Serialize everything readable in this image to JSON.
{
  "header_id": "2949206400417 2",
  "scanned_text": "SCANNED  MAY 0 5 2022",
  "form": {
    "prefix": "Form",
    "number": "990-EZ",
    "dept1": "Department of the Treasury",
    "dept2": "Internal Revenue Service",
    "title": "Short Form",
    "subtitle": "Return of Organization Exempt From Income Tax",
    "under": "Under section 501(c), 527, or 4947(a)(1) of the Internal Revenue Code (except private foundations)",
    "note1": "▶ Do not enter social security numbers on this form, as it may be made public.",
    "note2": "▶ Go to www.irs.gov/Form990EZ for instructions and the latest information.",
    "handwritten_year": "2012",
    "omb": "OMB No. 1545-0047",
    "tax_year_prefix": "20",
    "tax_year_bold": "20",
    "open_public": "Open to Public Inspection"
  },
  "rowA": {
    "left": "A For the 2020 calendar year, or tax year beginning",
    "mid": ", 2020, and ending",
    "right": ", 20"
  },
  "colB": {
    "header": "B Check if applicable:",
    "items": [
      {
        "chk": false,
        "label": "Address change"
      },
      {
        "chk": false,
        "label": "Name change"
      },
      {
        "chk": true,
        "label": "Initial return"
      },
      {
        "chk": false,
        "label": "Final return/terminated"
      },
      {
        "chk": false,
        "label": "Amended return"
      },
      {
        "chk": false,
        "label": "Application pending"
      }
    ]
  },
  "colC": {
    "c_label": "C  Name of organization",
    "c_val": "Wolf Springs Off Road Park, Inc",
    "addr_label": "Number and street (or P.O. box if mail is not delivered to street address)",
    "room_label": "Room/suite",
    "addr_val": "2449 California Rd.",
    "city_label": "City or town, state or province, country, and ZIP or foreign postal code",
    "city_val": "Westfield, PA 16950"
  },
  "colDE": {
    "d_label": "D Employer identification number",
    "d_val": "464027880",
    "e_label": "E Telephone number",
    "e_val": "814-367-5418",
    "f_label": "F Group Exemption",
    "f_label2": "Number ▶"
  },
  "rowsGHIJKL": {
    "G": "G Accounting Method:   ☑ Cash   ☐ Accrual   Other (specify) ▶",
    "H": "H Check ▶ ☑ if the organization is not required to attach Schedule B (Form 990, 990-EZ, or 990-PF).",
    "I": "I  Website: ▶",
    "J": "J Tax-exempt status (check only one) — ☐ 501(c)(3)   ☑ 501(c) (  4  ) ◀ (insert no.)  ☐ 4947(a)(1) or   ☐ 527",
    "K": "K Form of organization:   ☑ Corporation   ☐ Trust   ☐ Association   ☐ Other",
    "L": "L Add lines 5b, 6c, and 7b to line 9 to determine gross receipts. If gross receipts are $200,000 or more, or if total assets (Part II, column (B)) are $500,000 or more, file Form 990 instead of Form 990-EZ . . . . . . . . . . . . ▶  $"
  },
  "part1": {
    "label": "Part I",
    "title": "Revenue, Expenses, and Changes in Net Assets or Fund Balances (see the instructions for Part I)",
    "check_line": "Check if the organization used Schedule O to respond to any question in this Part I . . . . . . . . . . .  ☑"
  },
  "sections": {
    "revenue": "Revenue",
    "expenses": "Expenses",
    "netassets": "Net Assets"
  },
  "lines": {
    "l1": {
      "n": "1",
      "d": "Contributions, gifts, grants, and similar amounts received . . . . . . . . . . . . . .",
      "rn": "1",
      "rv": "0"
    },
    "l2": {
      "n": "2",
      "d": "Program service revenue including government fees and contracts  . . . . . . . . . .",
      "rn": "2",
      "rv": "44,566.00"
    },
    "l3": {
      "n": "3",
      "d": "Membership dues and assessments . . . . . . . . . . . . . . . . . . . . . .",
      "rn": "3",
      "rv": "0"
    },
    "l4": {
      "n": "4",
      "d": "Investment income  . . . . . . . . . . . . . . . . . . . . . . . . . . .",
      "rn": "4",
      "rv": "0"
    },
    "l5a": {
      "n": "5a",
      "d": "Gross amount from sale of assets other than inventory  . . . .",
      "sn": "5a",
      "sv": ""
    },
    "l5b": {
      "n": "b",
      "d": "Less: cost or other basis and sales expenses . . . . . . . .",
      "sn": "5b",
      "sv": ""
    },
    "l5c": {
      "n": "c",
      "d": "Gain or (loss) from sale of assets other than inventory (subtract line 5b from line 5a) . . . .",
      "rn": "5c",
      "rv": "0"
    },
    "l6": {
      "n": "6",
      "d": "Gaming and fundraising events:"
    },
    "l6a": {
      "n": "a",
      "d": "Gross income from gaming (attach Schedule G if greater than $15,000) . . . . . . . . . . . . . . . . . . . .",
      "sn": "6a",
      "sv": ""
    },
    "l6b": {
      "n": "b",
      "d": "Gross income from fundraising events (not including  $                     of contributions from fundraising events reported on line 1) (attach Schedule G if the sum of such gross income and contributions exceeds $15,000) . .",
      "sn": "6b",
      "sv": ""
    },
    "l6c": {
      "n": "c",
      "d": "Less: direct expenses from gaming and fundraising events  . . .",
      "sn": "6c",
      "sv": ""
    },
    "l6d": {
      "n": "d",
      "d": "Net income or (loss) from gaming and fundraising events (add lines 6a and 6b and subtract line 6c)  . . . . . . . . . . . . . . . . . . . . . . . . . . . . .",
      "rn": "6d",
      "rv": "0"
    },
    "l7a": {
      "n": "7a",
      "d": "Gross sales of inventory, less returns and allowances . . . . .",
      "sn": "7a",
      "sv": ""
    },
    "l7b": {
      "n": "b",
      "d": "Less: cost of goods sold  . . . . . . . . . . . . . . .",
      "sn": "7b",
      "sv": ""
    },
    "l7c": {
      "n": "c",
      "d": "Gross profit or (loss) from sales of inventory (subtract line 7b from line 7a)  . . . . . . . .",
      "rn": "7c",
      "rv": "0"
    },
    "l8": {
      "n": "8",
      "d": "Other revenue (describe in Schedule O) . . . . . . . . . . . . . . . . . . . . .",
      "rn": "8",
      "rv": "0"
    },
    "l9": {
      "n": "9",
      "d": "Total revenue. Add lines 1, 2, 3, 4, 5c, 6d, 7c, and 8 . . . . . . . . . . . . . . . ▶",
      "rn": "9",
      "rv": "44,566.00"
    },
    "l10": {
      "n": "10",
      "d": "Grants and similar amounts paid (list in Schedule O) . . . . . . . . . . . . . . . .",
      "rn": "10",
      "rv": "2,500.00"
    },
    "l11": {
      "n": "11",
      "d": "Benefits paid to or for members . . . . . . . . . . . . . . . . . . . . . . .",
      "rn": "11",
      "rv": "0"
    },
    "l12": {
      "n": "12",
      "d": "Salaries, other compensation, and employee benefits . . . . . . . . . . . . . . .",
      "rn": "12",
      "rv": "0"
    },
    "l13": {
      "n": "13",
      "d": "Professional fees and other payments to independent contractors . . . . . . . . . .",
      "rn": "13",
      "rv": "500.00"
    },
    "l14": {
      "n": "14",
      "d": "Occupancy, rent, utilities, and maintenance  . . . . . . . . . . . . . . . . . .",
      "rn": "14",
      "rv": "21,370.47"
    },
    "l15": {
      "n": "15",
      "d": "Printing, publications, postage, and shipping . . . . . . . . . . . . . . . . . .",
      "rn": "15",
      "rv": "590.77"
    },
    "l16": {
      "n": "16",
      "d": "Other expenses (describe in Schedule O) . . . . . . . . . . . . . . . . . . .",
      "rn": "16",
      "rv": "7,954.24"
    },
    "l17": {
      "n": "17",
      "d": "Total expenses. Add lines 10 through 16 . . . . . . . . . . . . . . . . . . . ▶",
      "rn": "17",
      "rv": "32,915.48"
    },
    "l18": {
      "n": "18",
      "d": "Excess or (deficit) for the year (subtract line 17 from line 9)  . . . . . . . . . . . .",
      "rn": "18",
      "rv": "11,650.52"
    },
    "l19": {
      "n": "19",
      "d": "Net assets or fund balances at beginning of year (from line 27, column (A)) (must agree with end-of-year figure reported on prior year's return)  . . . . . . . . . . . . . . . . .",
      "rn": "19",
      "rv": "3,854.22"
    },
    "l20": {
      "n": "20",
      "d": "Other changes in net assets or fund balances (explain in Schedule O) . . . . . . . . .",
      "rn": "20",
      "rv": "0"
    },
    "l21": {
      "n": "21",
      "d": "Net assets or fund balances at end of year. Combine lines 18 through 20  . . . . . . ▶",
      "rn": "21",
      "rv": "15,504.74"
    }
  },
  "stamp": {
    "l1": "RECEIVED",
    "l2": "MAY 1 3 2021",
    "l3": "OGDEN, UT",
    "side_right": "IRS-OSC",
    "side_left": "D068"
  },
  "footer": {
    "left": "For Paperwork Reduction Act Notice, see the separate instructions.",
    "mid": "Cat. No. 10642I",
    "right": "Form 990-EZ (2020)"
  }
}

┄┄┄┄┄┄┄┄┄┄┄┄┄┄┄┄┄┄┄┄

* REQUIRED WORK
Copy every line of the records above that holds the word "events".

* COMPLETE ANSWER
      "d": "Gaming and fundraising events:"
      "d": "Gross income from fundraising events (not including  $                     of contributions from fundraising events reported on line 1) (attach Schedule G if the sum of such gross income and contributions exceeds $15,000) . .",
      "d": "Less: direct expenses from gaming and fundraising events  . . .",
      "d": "Net income or (loss) from gaming and fundraising events (add lines 6a and 6b and subtract line 6c)  . . . . . . . . . . . . . . . . . . . . . . . . . . . . .",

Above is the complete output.